BEGIN SOURCE MATERIAL
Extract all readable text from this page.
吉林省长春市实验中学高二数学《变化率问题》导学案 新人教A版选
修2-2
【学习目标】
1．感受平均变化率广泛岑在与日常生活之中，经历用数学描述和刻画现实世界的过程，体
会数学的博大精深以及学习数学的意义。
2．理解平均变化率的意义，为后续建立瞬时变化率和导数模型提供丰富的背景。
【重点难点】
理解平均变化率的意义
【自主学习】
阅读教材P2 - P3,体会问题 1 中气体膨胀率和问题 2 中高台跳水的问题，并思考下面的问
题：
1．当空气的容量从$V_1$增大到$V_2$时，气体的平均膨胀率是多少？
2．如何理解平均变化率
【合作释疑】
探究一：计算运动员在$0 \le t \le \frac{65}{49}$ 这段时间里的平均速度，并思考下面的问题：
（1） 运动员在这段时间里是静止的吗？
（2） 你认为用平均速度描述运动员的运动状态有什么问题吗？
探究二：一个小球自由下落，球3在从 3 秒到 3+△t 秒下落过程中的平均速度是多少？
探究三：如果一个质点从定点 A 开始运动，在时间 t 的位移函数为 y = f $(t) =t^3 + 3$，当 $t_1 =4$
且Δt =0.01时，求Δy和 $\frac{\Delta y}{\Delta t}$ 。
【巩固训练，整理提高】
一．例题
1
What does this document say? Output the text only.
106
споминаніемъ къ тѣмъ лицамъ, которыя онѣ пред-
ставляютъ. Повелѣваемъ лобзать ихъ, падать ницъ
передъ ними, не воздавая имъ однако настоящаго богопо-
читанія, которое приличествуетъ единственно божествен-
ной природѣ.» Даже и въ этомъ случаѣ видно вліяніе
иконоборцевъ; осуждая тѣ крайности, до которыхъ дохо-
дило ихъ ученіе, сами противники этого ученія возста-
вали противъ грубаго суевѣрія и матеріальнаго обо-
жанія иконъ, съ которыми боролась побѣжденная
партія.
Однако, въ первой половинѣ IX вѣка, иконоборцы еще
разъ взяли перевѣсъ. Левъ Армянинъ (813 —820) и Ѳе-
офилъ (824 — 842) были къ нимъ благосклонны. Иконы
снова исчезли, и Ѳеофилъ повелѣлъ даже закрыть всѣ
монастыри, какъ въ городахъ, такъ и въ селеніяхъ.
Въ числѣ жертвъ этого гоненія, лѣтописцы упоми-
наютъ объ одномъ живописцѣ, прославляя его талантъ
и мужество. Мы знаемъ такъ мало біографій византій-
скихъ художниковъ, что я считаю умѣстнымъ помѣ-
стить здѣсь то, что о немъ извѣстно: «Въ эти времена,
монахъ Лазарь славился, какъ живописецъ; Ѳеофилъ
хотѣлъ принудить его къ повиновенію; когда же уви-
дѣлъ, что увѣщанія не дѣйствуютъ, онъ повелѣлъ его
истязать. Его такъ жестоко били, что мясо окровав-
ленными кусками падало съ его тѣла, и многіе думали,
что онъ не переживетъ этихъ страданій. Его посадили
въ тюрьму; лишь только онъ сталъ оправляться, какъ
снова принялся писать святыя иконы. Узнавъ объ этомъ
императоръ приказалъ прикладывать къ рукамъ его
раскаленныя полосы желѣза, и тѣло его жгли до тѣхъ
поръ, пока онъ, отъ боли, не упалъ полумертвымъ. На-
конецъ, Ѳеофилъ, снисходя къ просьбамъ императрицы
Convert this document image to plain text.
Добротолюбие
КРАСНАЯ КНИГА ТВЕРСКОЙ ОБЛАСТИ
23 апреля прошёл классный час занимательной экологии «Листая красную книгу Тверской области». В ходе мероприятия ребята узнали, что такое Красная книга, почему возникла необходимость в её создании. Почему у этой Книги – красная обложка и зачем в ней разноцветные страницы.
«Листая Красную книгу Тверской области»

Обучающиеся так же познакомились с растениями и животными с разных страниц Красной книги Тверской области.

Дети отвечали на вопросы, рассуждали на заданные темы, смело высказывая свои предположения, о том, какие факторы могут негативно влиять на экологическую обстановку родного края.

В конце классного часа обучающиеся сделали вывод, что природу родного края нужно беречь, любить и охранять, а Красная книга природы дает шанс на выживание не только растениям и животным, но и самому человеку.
END SOURCE MATERIAL
TO BE DONE
Every entry must be retyped in full, exactly as given.

FULL OUTPUT
Extract all readable text from this page.
吉林省长春市实验中学高二数学《变化率问题》导学案 新人教A版选
修2-2
【学习目标】
1．感受平均变化率广泛岑在与日常生活之中，经历用数学描述和刻画现实世界的过程，体
会数学的博大精深以及学习数学的意义。
2．理解平均变化率的意义，为后续建立瞬时变化率和导数模型提供丰富的背景。
【重点难点】
理解平均变化率的意义
【自主学习】
阅读教材P2 - P3,体会问题 1 中气体膨胀率和问题 2 中高台跳水的问题，并思考下面的问
题：
1．当空气的容量从$V_1$增大到$V_2$时，气体的平均膨胀率是多少？
2．如何理解平均变化率
【合作释疑】
探究一：计算运动员在$0 \le t \le \frac{65}{49}$ 这段时间里的平均速度，并思考下面的问题：
（1） 运动员在这段时间里是静止的吗？
（2） 你认为用平均速度描述运动员的运动状态有什么问题吗？
探究二：一个小球自由下落，球3在从 3 秒到 3+△t 秒下落过程中的平均速度是多少？
探究三：如果一个质点从定点 A 开始运动，在时间 t 的位移函数为 y = f $(t) =t^3 + 3$，当 $t_1 =4$
且Δt =0.01时，求Δy和 $\frac{\Delta y}{\Delta t}$ 。
【巩固训练，整理提高】
一．例题
1
What does this document say? Output the text only.
106
споминаніемъ къ тѣмъ лицамъ, которыя онѣ пред-
ставляютъ. Повелѣваемъ лобзать ихъ, падать ницъ
передъ ними, не воздавая имъ однако настоящаго богопо-
читанія, которое приличествуетъ единственно божествен-
ной природѣ.» Даже и въ этомъ случаѣ видно вліяніе
иконоборцевъ; осуждая тѣ крайности, до которыхъ дохо-
дило ихъ ученіе, сами противники этого ученія возста-
вали противъ грубаго суевѣрія и матеріальнаго обо-
жанія иконъ, съ которыми боролась побѣжденная
партія.
Однако, въ первой половинѣ IX вѣка, иконоборцы еще
разъ взяли перевѣсъ. Левъ Армянинъ (813 —820) и Ѳе-
офилъ (824 — 842) были къ нимъ благосклонны. Иконы
снова исчезли, и Ѳеофилъ повелѣлъ даже закрыть всѣ
монастыри, какъ въ городахъ, такъ и въ селеніяхъ.
Въ числѣ жертвъ этого гоненія, лѣтописцы упоми-
наютъ объ одномъ живописцѣ, прославляя его талантъ
и мужество. Мы знаемъ такъ мало біографій византій-
скихъ художниковъ, что я считаю умѣстнымъ помѣ-
стить здѣсь то, что о немъ извѣстно: «Въ эти времена,
монахъ Лазарь славился, какъ живописецъ; Ѳеофилъ
хотѣлъ принудить его къ повиновенію; когда же уви-
дѣлъ, что увѣщанія не дѣйствуютъ, онъ повелѣлъ его
истязать. Его такъ жестоко били, что мясо окровав-
ленными кусками падало съ его тѣла, и многіе думали,
что онъ не переживетъ этихъ страданій. Его посадили
въ тюрьму; лишь только онъ сталъ оправляться, какъ
снова принялся писать святыя иконы. Узнавъ объ этомъ
императоръ приказалъ прикладывать къ рукамъ его
раскаленныя полосы желѣза, и тѣло его жгли до тѣхъ
поръ, пока онъ, отъ боли, не упалъ полумертвымъ. На-
конецъ, Ѳеофилъ, снисходя къ просьбамъ императрицы
Convert this document image to plain text.
Добротолюбие
КРАСНАЯ КНИГА ТВЕРСКОЙ ОБЛАСТИ
23 апреля прошёл классный час занимательной экологии «Листая красную книгу Тверской области». В ходе мероприятия ребята узнали, что такое Красная книга, почему возникла необходимость в её создании. Почему у этой Книги – красная обложка и зачем в ней разноцветные страницы.
«Листая Красную книгу Тверской области»

Обучающиеся так же познакомились с растениями и животными с разных страниц Красной книги Тверской области.

Дети отвечали на вопросы, рассуждали на заданные темы, смело высказывая свои предположения, о том, какие факторы могут негативно влиять на экологическую обстановку родного края.

В конце классного часа обучающиеся сделали вывод, что природу родного края нужно беречь, любить и охранять, а Красная книга природы дает шанс на выживание не только растениям и животным, но и самому человеку.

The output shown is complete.